-- Start of Data records --
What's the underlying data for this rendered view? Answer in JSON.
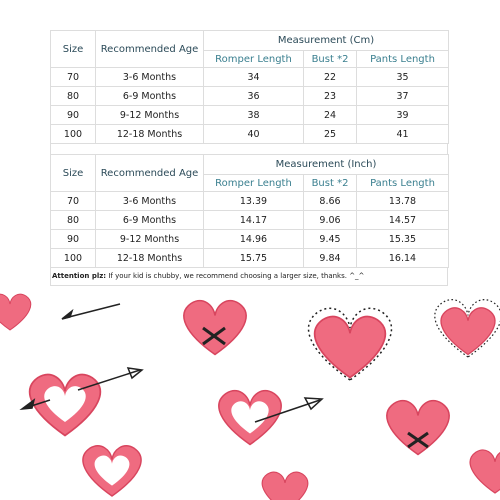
{
  "tables": [
    {
      "headers": {
        "size": "Size",
        "age": "Recommended Age",
        "group": "Measurement (Cm)",
        "columns": [
          "Romper Length",
          "Bust *2",
          "Pants Length"
        ]
      },
      "rows": [
        [
          "70",
          "3-6 Months",
          "34",
          "22",
          "35"
        ],
        [
          "80",
          "6-9 Months",
          "36",
          "23",
          "37"
        ],
        [
          "90",
          "9-12 Months",
          "38",
          "24",
          "39"
        ],
        [
          "100",
          "12-18 Months",
          "40",
          "25",
          "41"
        ]
      ]
    },
    {
      "headers": {
        "size": "Size",
        "age": "Recommended Age",
        "group": "Measurement (Inch)",
        "columns": [
          "Romper Length",
          "Bust *2",
          "Pants Length"
        ]
      },
      "rows": [
        [
          "70",
          "3-6 Months",
          "13.39",
          "8.66",
          "13.78"
        ],
        [
          "80",
          "6-9 Months",
          "14.17",
          "9.06",
          "14.57"
        ],
        [
          "90",
          "9-12 Months",
          "14.96",
          "9.45",
          "15.35"
        ],
        [
          "100",
          "12-18 Months",
          "15.75",
          "9.84",
          "16.14"
        ]
      ]
    }
  ],
  "note": {
    "label": "Attention plz:",
    "text": " If your kid is chubby, we recommend choosing a larger size, thanks. ^_^"
  }
}
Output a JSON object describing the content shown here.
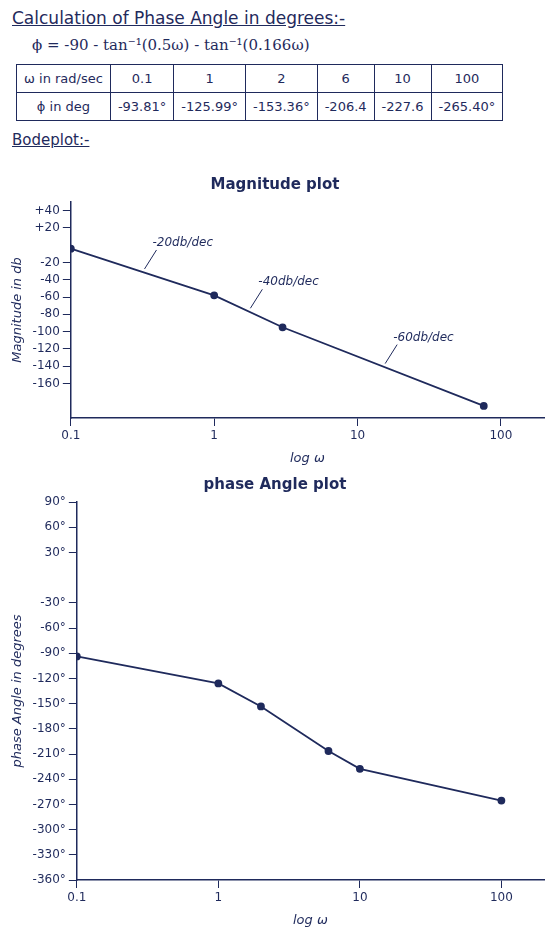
{
  "header": {
    "title": "Calculation of Phase Angle in degrees:-",
    "formula": "ϕ = -90 - tan⁻¹(0.5ω) - tan⁻¹(0.166ω)"
  },
  "table": {
    "rows": [
      [
        "ω in rad/sec",
        "0.1",
        "1",
        "2",
        "6",
        "10",
        "100"
      ],
      [
        "ϕ in deg",
        "-93.81°",
        "-125.99°",
        "-153.36°",
        "-206.4",
        "-227.6",
        "-265.40°"
      ]
    ]
  },
  "section_title": "Bodeplot:-",
  "chart_data": [
    {
      "type": "line",
      "title": "Magnitude plot",
      "x_label": "log ω",
      "y_label": "Magnitude in db",
      "x": [
        0.1,
        1,
        3,
        76
      ],
      "values": [
        -4,
        -58,
        -95,
        -186
      ],
      "log": "x",
      "xlim": [
        0.1,
        200
      ],
      "xticks": [
        0.1,
        1,
        10,
        100
      ],
      "ylim": [
        -200,
        50
      ],
      "yticks": [
        {
          "value": 40,
          "label": "+40"
        },
        {
          "value": 20,
          "label": "+20"
        },
        -20,
        -40,
        -60,
        -80,
        -100,
        -120,
        -140,
        -160
      ],
      "grid": false,
      "color": "#1f2a5c",
      "marker": "circle",
      "annotations": [
        "-20db/dec",
        "-40db/dec",
        "-60db/dec"
      ]
    },
    {
      "type": "line",
      "title": "phase Angle plot",
      "x_label": "log ω",
      "y_label": "phase Angle in degrees",
      "x": [
        0.1,
        1,
        2,
        6,
        10,
        100
      ],
      "values": [
        -93.81,
        -125.99,
        -153.36,
        -206.4,
        -227.6,
        -265.4
      ],
      "log": "x",
      "xlim": [
        0.1,
        200
      ],
      "xticks": [
        0.1,
        1,
        10,
        100
      ],
      "ylim": [
        -360,
        90
      ],
      "yticks": [
        {
          "value": 90,
          "label": "90°"
        },
        {
          "value": 60,
          "label": "60°"
        },
        {
          "value": 30,
          "label": "30°"
        },
        {
          "value": -30,
          "label": "-30°"
        },
        {
          "value": -60,
          "label": "-60°"
        },
        {
          "value": -90,
          "label": "-90°"
        },
        {
          "value": -120,
          "label": "-120°"
        },
        {
          "value": -150,
          "label": "-150°"
        },
        {
          "value": -180,
          "label": "-180°"
        },
        {
          "value": -210,
          "label": "-210°"
        },
        {
          "value": -240,
          "label": "-240°"
        },
        {
          "value": -270,
          "label": "-270°"
        },
        {
          "value": -300,
          "label": "-300°"
        },
        {
          "value": -330,
          "label": "-330°"
        },
        {
          "value": -360,
          "label": "-360°"
        }
      ],
      "grid": false,
      "color": "#1f2a5c",
      "marker": "circle"
    }
  ]
}
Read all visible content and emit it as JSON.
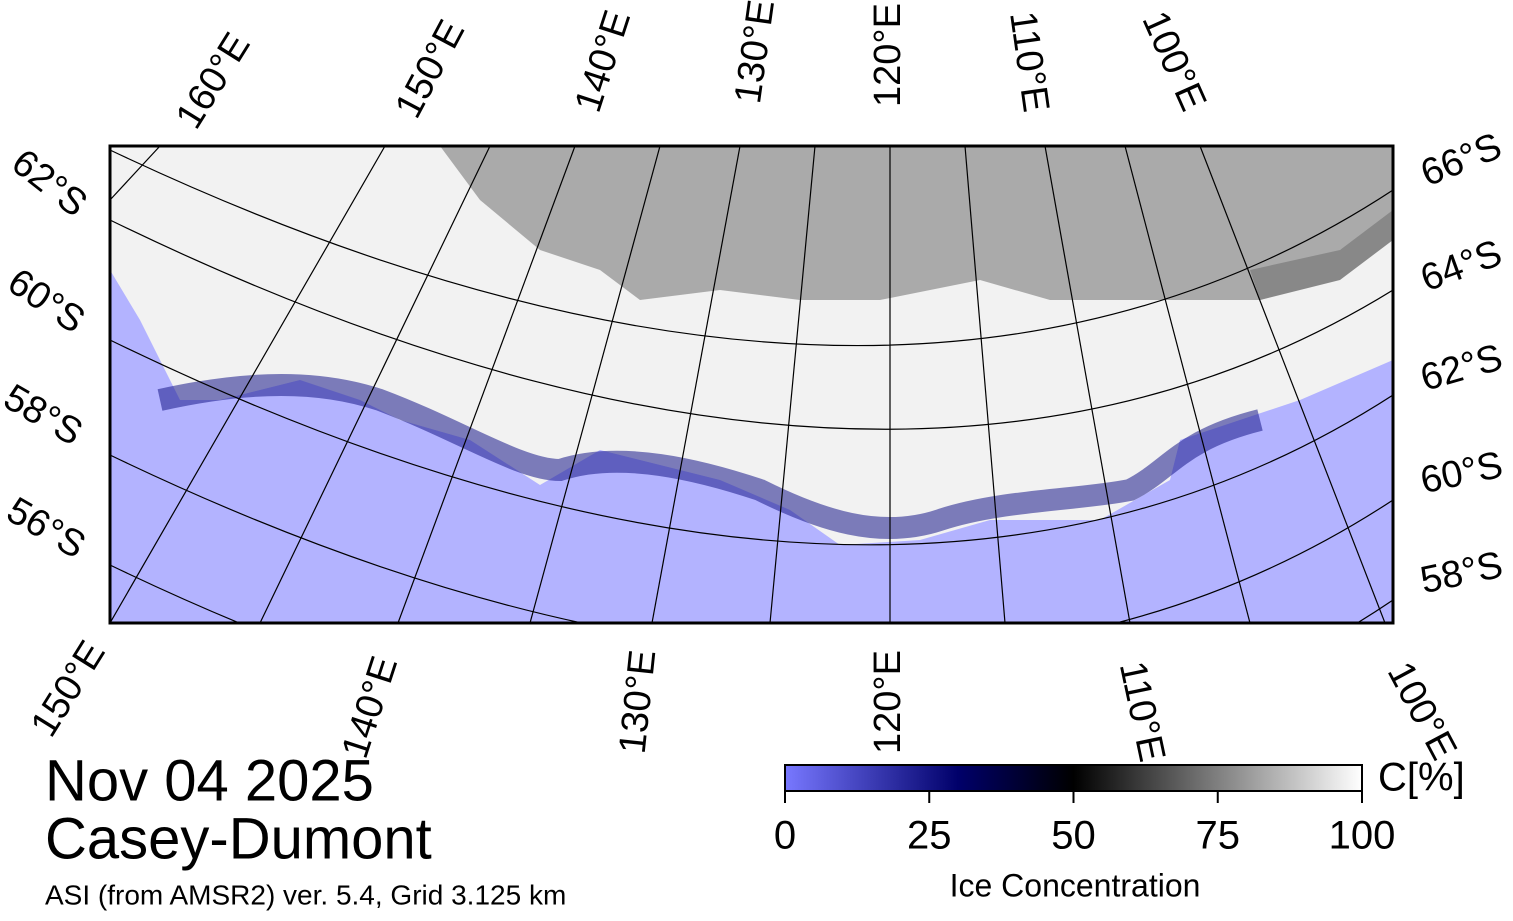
{
  "map": {
    "top_labels": [
      "160°E",
      "150°E",
      "140°E",
      "130°E",
      "120°E",
      "110°E",
      "100°E"
    ],
    "bottom_labels": [
      "150°E",
      "140°E",
      "130°E",
      "120°E",
      "110°E",
      "100°E"
    ],
    "left_labels": [
      "62°S",
      "60°S",
      "58°S",
      "56°S"
    ],
    "right_labels": [
      "66°S",
      "64°S",
      "62°S",
      "60°S",
      "58°S"
    ],
    "date": "Nov 04 2025",
    "region": "Casey-Dumont",
    "source": "ASI (from AMSR2) ver. 5.4,  Grid 3.125 km"
  },
  "colorbar": {
    "label": "Ice Concentration",
    "unit": "C[%]",
    "lim": [
      0,
      100
    ],
    "ticks": [
      0,
      25,
      50,
      75,
      100
    ]
  }
}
-- End of Data records --
Find every line in the listing that holds the string "Angle", then say how many there are as a bare number.

In response: 3